Stored data entries:
···

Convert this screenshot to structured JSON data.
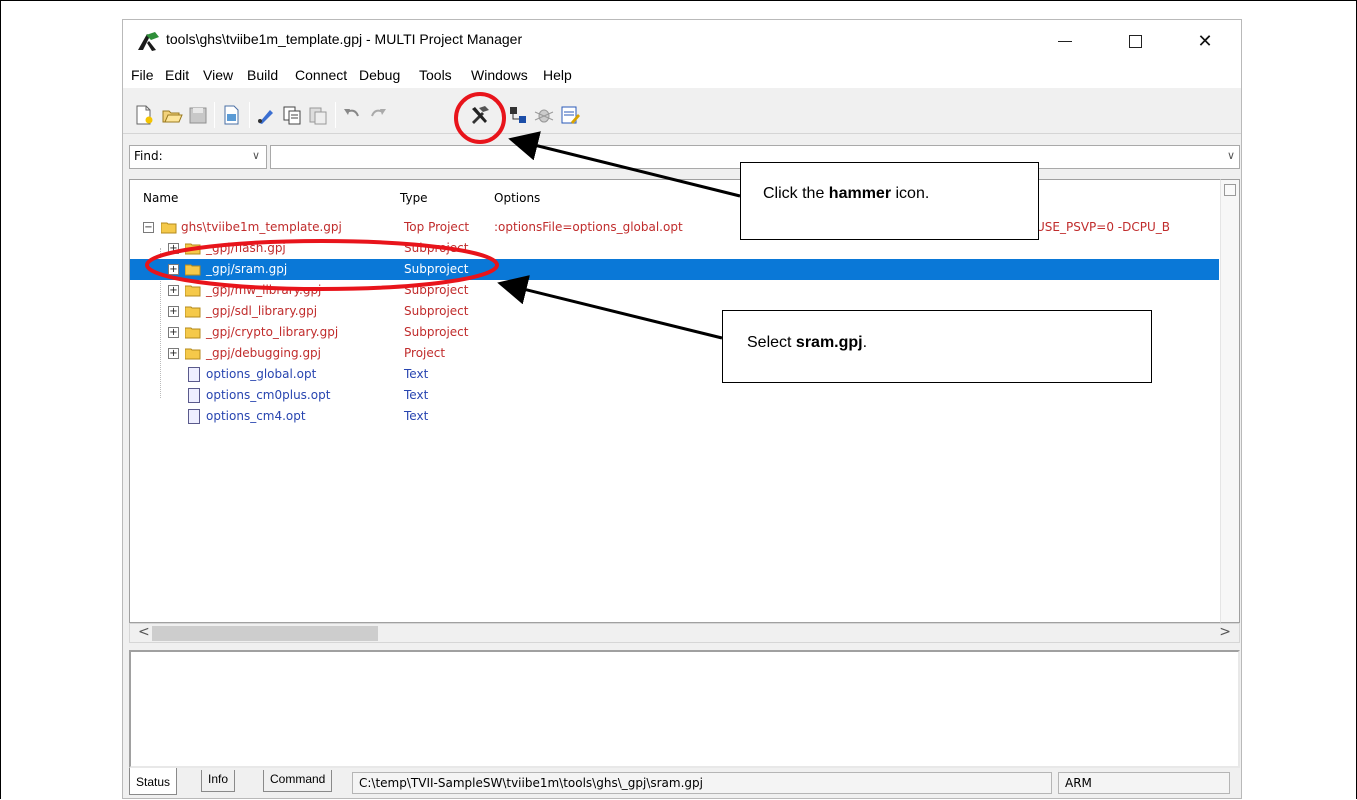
{
  "window": {
    "title": "tools\\ghs\\tviibe1m_template.gpj - MULTI Project Manager",
    "controls": {
      "minimize": "—",
      "maximize": "□",
      "close": "✕"
    }
  },
  "menu": {
    "file": "File",
    "edit": "Edit",
    "view": "View",
    "build": "Build",
    "connect": "Connect",
    "debug": "Debug",
    "tools": "Tools",
    "windows": "Windows",
    "help": "Help"
  },
  "toolbar": {
    "icons": [
      "new-file",
      "open-folder",
      "save",
      "new-project",
      "edit",
      "copy",
      "paste",
      "undo",
      "redo",
      "build-hammer",
      "connect",
      "debug-bug",
      "notes"
    ]
  },
  "find": {
    "label": "Find:",
    "value": ""
  },
  "tree": {
    "headers": {
      "name": "Name",
      "type": "Type",
      "options": "Options"
    },
    "rows": [
      {
        "name": "ghs\\tviibe1m_template.gpj",
        "type": "Top Project",
        "options": ":optionsFile=options_global.opt",
        "options_tail": "_USE_PSVP=0 -DCPU_B",
        "color": "#c02c2c"
      },
      {
        "name": "_gpj/flash.gpj",
        "type": "Subproject",
        "options": "",
        "color": "#c02c2c"
      },
      {
        "name": "_gpj/sram.gpj",
        "type": "Subproject",
        "options": "",
        "color": "#ffffff",
        "selected": true
      },
      {
        "name": "_gpj/mw_library.gpj",
        "type": "Subproject",
        "options": "",
        "color": "#c02c2c"
      },
      {
        "name": "_gpj/sdl_library.gpj",
        "type": "Subproject",
        "options": "",
        "color": "#c02c2c"
      },
      {
        "name": "_gpj/crypto_library.gpj",
        "type": "Subproject",
        "options": "",
        "color": "#c02c2c"
      },
      {
        "name": "_gpj/debugging.gpj",
        "type": "Project",
        "options": "",
        "color": "#c02c2c"
      },
      {
        "name": "options_global.opt",
        "type": "Text",
        "options": "",
        "color": "#2845b0"
      },
      {
        "name": "options_cm0plus.opt",
        "type": "Text",
        "options": "",
        "color": "#2845b0"
      },
      {
        "name": "options_cm4.opt",
        "type": "Text",
        "options": "",
        "color": "#2845b0"
      }
    ]
  },
  "scroll": {
    "left": "<",
    "right": ">"
  },
  "tabs": {
    "status": "Status",
    "info": "Info",
    "command": "Command"
  },
  "statusbar": {
    "path": "C:\\temp\\TVII-SampleSW\\tviibe1m\\tools\\ghs\\_gpj\\sram.gpj",
    "arch": "ARM"
  },
  "callouts": {
    "hammer": {
      "prefix": "Click the ",
      "bold": "hammer",
      "suffix": " icon."
    },
    "sram": {
      "prefix": "Select ",
      "bold": "sram.gpj",
      "suffix": "."
    }
  },
  "colors": {
    "selection": "#0a78d7",
    "annotation": "#e8141b",
    "project_text": "#c02c2c",
    "file_text": "#2845b0"
  }
}
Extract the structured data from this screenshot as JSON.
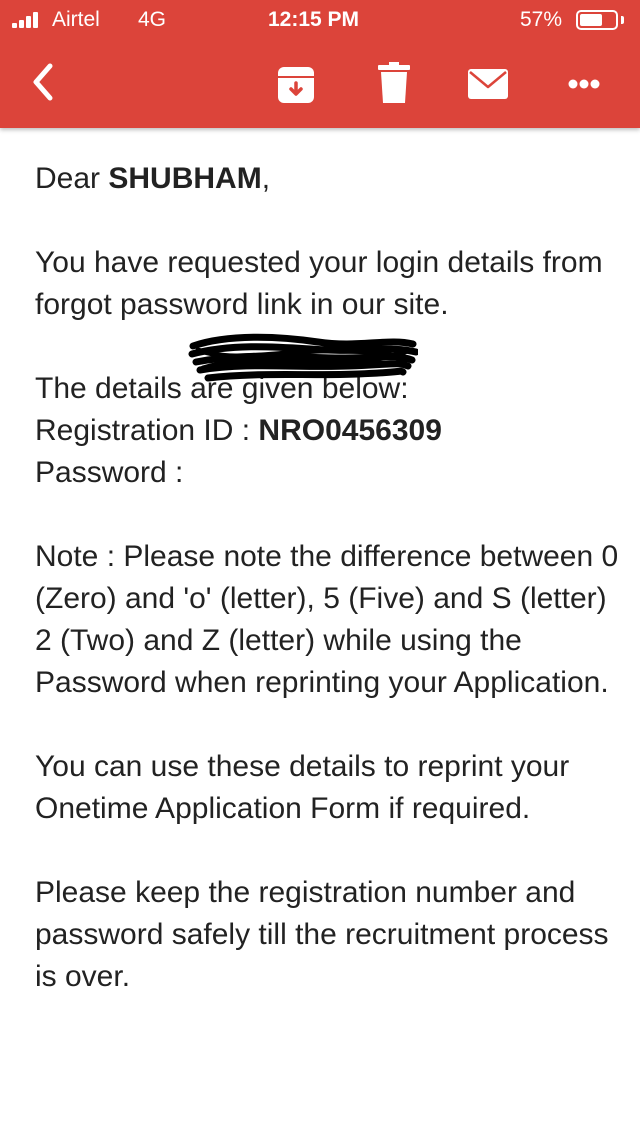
{
  "status_bar": {
    "carrier": "Airtel",
    "network": "4G",
    "time": "12:15 PM",
    "battery_percent": "57%"
  },
  "toolbar": {
    "icons": [
      "back-arrow-icon",
      "archive-icon",
      "trash-icon",
      "envelope-icon",
      "more-icon"
    ]
  },
  "email": {
    "greeting_prefix": "Dear ",
    "name": "SHUBHAM",
    "greeting_suffix": ",",
    "para1": "You have requested your login details from forgot password link in our site.",
    "details_intro": "The details are given below:",
    "reg_label": "Registration ID : ",
    "reg_value": "NRO0456309",
    "password_label": "Password :",
    "note": "Note : Please note the difference between 0 (Zero) and 'o' (letter), 5 (Five) and S (letter) 2 (Two) and Z (letter) while using the Password when reprinting your Application.",
    "para_reprint": "You can use these details to reprint your Onetime Application Form if required.",
    "para_keep": "Please keep the registration number and password safely till the recruitment process is over."
  },
  "colors": {
    "header_bg": "#dc443a",
    "text": "#222222",
    "icon_white": "#ffffff"
  }
}
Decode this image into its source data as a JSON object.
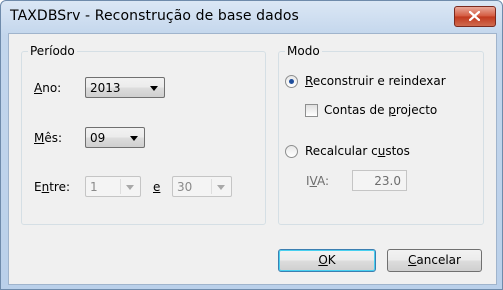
{
  "window": {
    "title": "TAXDBSrv - Reconstrução de base dados"
  },
  "periodo": {
    "title": "Período",
    "ano": {
      "label_u": "A",
      "label_rest": "no:",
      "value": "2013"
    },
    "mes": {
      "label_u": "M",
      "label_rest": "ês:",
      "value": "09"
    },
    "entre": {
      "label_pre": "E",
      "label_u": "n",
      "label_rest": "tre:",
      "from_value": "1",
      "sep_u": "e",
      "to_value": "30"
    }
  },
  "modo": {
    "title": "Modo",
    "reconstruir": {
      "label_u": "R",
      "label_rest": "econstruir e reindexar",
      "checked": true
    },
    "contas": {
      "label_pre": "Contas de ",
      "label_u": "p",
      "label_rest": "rojecto",
      "checked": false
    },
    "recalcular": {
      "label_pre": "Recalcular c",
      "label_u": "u",
      "label_rest": "stos",
      "checked": false
    },
    "iva": {
      "label_pre": "I",
      "label_u": "V",
      "label_rest": "A:",
      "value": "23.0"
    }
  },
  "buttons": {
    "ok": {
      "label_u": "O",
      "label_rest": "K"
    },
    "cancel": {
      "label_u": "C",
      "label_rest": "ancelar"
    }
  }
}
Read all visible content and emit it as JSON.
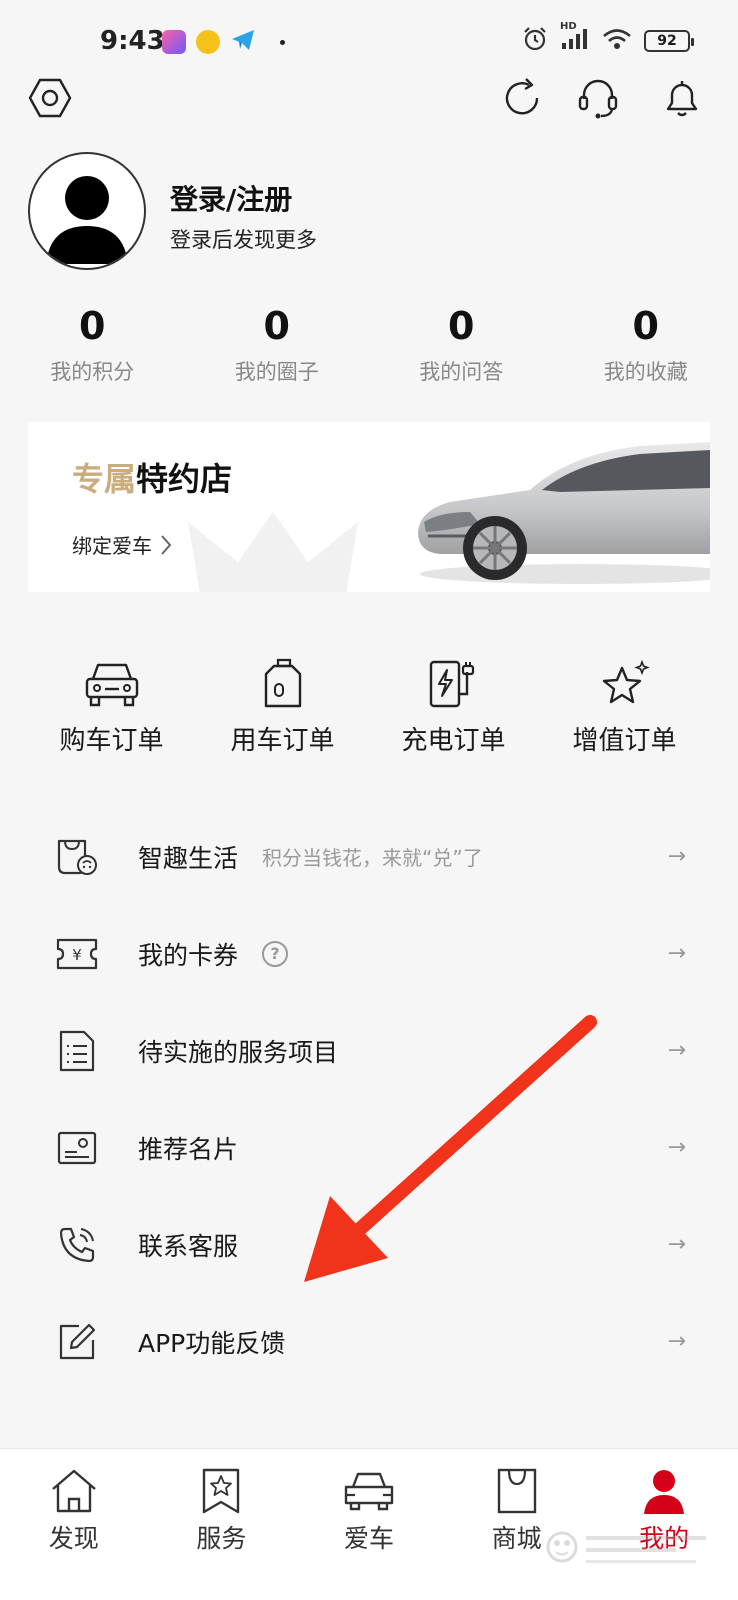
{
  "status_bar": {
    "time": "9:43",
    "battery": "92",
    "network_label": "HD"
  },
  "profile": {
    "title": "登录/注册",
    "subtitle": "登录后发现更多"
  },
  "stats": [
    {
      "value": "0",
      "label": "我的积分"
    },
    {
      "value": "0",
      "label": "我的圈子"
    },
    {
      "value": "0",
      "label": "我的问答"
    },
    {
      "value": "0",
      "label": "我的收藏"
    }
  ],
  "banner": {
    "title_highlight": "专属",
    "title_rest": "特约店",
    "link_label": "绑定爱车"
  },
  "orders": [
    {
      "label": "购车订单",
      "icon": "car-front-icon"
    },
    {
      "label": "用车订单",
      "icon": "fuel-can-icon"
    },
    {
      "label": "充电订单",
      "icon": "charger-icon"
    },
    {
      "label": "增值订单",
      "icon": "star-icon"
    }
  ],
  "menu": {
    "items": [
      {
        "label": "智趣生活",
        "hint": "积分当钱花，来就“兑”了",
        "icon": "coffee-cup-icon"
      },
      {
        "label": "我的卡券",
        "hint": "?",
        "icon": "ticket-icon"
      },
      {
        "label": "待实施的服务项目",
        "icon": "document-list-icon"
      },
      {
        "label": "推荐名片",
        "icon": "business-card-icon"
      },
      {
        "label": "联系客服",
        "icon": "phone-icon"
      },
      {
        "label": "APP功能反馈",
        "icon": "edit-icon"
      }
    ],
    "arrow": "→"
  },
  "tabs": [
    {
      "label": "发现",
      "icon": "home-icon",
      "active": false
    },
    {
      "label": "服务",
      "icon": "bookmark-star-icon",
      "active": false
    },
    {
      "label": "爱车",
      "icon": "car-icon",
      "active": false
    },
    {
      "label": "商城",
      "icon": "shopping-bag-icon",
      "active": false
    },
    {
      "label": "我的",
      "icon": "user-icon",
      "active": true
    }
  ],
  "colors": {
    "accent": "#d4001a",
    "gold": "#c9ad7c",
    "annotation": "#f0331a"
  }
}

···

Problem description:
Every line above should be repeated exactly; pictures stay out of the copy.

Output:
Convert this screenshot to structured JSON data.
{
  "window": {
    "title": "tools\\ghs\\tviibe1m_template.gpj - MULTI Project Manager",
    "controls": {
      "minimize": "—",
      "maximize": "□",
      "close": "✕"
    }
  },
  "menu": {
    "file": "File",
    "edit": "Edit",
    "view": "View",
    "build": "Build",
    "connect": "Connect",
    "debug": "Debug",
    "tools": "Tools",
    "windows": "Windows",
    "help": "Help"
  },
  "toolbar": {
    "icons": [
      "new-file",
      "open-folder",
      "save",
      "new-project",
      "edit",
      "copy",
      "paste",
      "undo",
      "redo",
      "build-hammer",
      "connect",
      "debug-bug",
      "notes"
    ]
  },
  "find": {
    "label": "Find:",
    "value": ""
  },
  "tree": {
    "headers": {
      "name": "Name",
      "type": "Type",
      "options": "Options"
    },
    "rows": [
      {
        "name": "ghs\\tviibe1m_template.gpj",
        "type": "Top Project",
        "options": ":optionsFile=options_global.opt",
        "options_tail": "_USE_PSVP=0 -DCPU_B",
        "color": "#c02c2c"
      },
      {
        "name": "_gpj/flash.gpj",
        "type": "Subproject",
        "options": "",
        "color": "#c02c2c"
      },
      {
        "name": "_gpj/sram.gpj",
        "type": "Subproject",
        "options": "",
        "color": "#ffffff",
        "selected": true
      },
      {
        "name": "_gpj/mw_library.gpj",
        "type": "Subproject",
        "options": "",
        "color": "#c02c2c"
      },
      {
        "name": "_gpj/sdl_library.gpj",
        "type": "Subproject",
        "options": "",
        "color": "#c02c2c"
      },
      {
        "name": "_gpj/crypto_library.gpj",
        "type": "Subproject",
        "options": "",
        "color": "#c02c2c"
      },
      {
        "name": "_gpj/debugging.gpj",
        "type": "Project",
        "options": "",
        "color": "#c02c2c"
      },
      {
        "name": "options_global.opt",
        "type": "Text",
        "options": "",
        "color": "#2845b0"
      },
      {
        "name": "options_cm0plus.opt",
        "type": "Text",
        "options": "",
        "color": "#2845b0"
      },
      {
        "name": "options_cm4.opt",
        "type": "Text",
        "options": "",
        "color": "#2845b0"
      }
    ]
  },
  "scroll": {
    "left": "<",
    "right": ">"
  },
  "tabs": {
    "status": "Status",
    "info": "Info",
    "command": "Command"
  },
  "statusbar": {
    "path": "C:\\temp\\TVII-SampleSW\\tviibe1m\\tools\\ghs\\_gpj\\sram.gpj",
    "arch": "ARM"
  },
  "callouts": {
    "hammer": {
      "prefix": "Click the ",
      "bold": "hammer",
      "suffix": " icon."
    },
    "sram": {
      "prefix": "Select ",
      "bold": "sram.gpj",
      "suffix": "."
    }
  },
  "colors": {
    "selection": "#0a78d7",
    "annotation": "#e8141b",
    "project_text": "#c02c2c",
    "file_text": "#2845b0"
  }
}
Extract the structured data from this screenshot as JSON.
{
  "status_bar": {
    "carrier": "Airtel",
    "network": "4G",
    "time": "12:15 PM",
    "battery_percent": "57%"
  },
  "toolbar": {
    "icons": [
      "back-arrow-icon",
      "archive-icon",
      "trash-icon",
      "envelope-icon",
      "more-icon"
    ]
  },
  "email": {
    "greeting_prefix": "Dear ",
    "name": "SHUBHAM",
    "greeting_suffix": ",",
    "para1": "You have requested your login details from forgot password link in our site.",
    "details_intro": "The details are given below:",
    "reg_label": "Registration ID : ",
    "reg_value": "NRO0456309",
    "password_label": "Password :",
    "note": "Note : Please note the difference between 0 (Zero) and 'o' (letter), 5 (Five) and S (letter) 2 (Two) and Z (letter) while using the Password when reprinting your Application.",
    "para_reprint": "You can use these details to reprint your Onetime Application Form if required.",
    "para_keep": "Please keep the registration number and password safely till the recruitment process is over."
  },
  "colors": {
    "header_bg": "#dc443a",
    "text": "#222222",
    "icon_white": "#ffffff"
  }
}
Decode this image into its source data as a JSON object.
{
  "window": {
    "title": "TAXDBSrv - Reconstrução de base dados"
  },
  "periodo": {
    "title": "Período",
    "ano": {
      "label_u": "A",
      "label_rest": "no:",
      "value": "2013"
    },
    "mes": {
      "label_u": "M",
      "label_rest": "ês:",
      "value": "09"
    },
    "entre": {
      "label_pre": "E",
      "label_u": "n",
      "label_rest": "tre:",
      "from_value": "1",
      "sep_u": "e",
      "to_value": "30"
    }
  },
  "modo": {
    "title": "Modo",
    "reconstruir": {
      "label_u": "R",
      "label_rest": "econstruir e reindexar",
      "checked": true
    },
    "contas": {
      "label_pre": "Contas de ",
      "label_u": "p",
      "label_rest": "rojecto",
      "checked": false
    },
    "recalcular": {
      "label_pre": "Recalcular c",
      "label_u": "u",
      "label_rest": "stos",
      "checked": false
    },
    "iva": {
      "label_pre": "I",
      "label_u": "V",
      "label_rest": "A:",
      "value": "23.0"
    }
  },
  "buttons": {
    "ok": {
      "label_u": "O",
      "label_rest": "K"
    },
    "cancel": {
      "label_u": "C",
      "label_rest": "ancelar"
    }
  }
}
Read all visible content and emit it as JSON.
{
  "status_bar": {
    "time": "9:43",
    "battery": "92",
    "network_label": "HD"
  },
  "profile": {
    "title": "登录/注册",
    "subtitle": "登录后发现更多"
  },
  "stats": [
    {
      "value": "0",
      "label": "我的积分"
    },
    {
      "value": "0",
      "label": "我的圈子"
    },
    {
      "value": "0",
      "label": "我的问答"
    },
    {
      "value": "0",
      "label": "我的收藏"
    }
  ],
  "banner": {
    "title_highlight": "专属",
    "title_rest": "特约店",
    "link_label": "绑定爱车"
  },
  "orders": [
    {
      "label": "购车订单",
      "icon": "car-front-icon"
    },
    {
      "label": "用车订单",
      "icon": "fuel-can-icon"
    },
    {
      "label": "充电订单",
      "icon": "charger-icon"
    },
    {
      "label": "增值订单",
      "icon": "star-icon"
    }
  ],
  "menu": {
    "items": [
      {
        "label": "智趣生活",
        "hint": "积分当钱花，来就“兑”了",
        "icon": "coffee-cup-icon"
      },
      {
        "label": "我的卡券",
        "hint": "?",
        "icon": "ticket-icon"
      },
      {
        "label": "待实施的服务项目",
        "icon": "document-list-icon"
      },
      {
        "label": "推荐名片",
        "icon": "business-card-icon"
      },
      {
        "label": "联系客服",
        "icon": "phone-icon"
      },
      {
        "label": "APP功能反馈",
        "icon": "edit-icon"
      }
    ],
    "arrow": "→"
  },
  "tabs": [
    {
      "label": "发现",
      "icon": "home-icon",
      "active": false
    },
    {
      "label": "服务",
      "icon": "bookmark-star-icon",
      "active": false
    },
    {
      "label": "爱车",
      "icon": "car-icon",
      "active": false
    },
    {
      "label": "商城",
      "icon": "shopping-bag-icon",
      "active": false
    },
    {
      "label": "我的",
      "icon": "user-icon",
      "active": true
    }
  ],
  "colors": {
    "accent": "#d4001a",
    "gold": "#c9ad7c",
    "annotation": "#f0331a"
  }
}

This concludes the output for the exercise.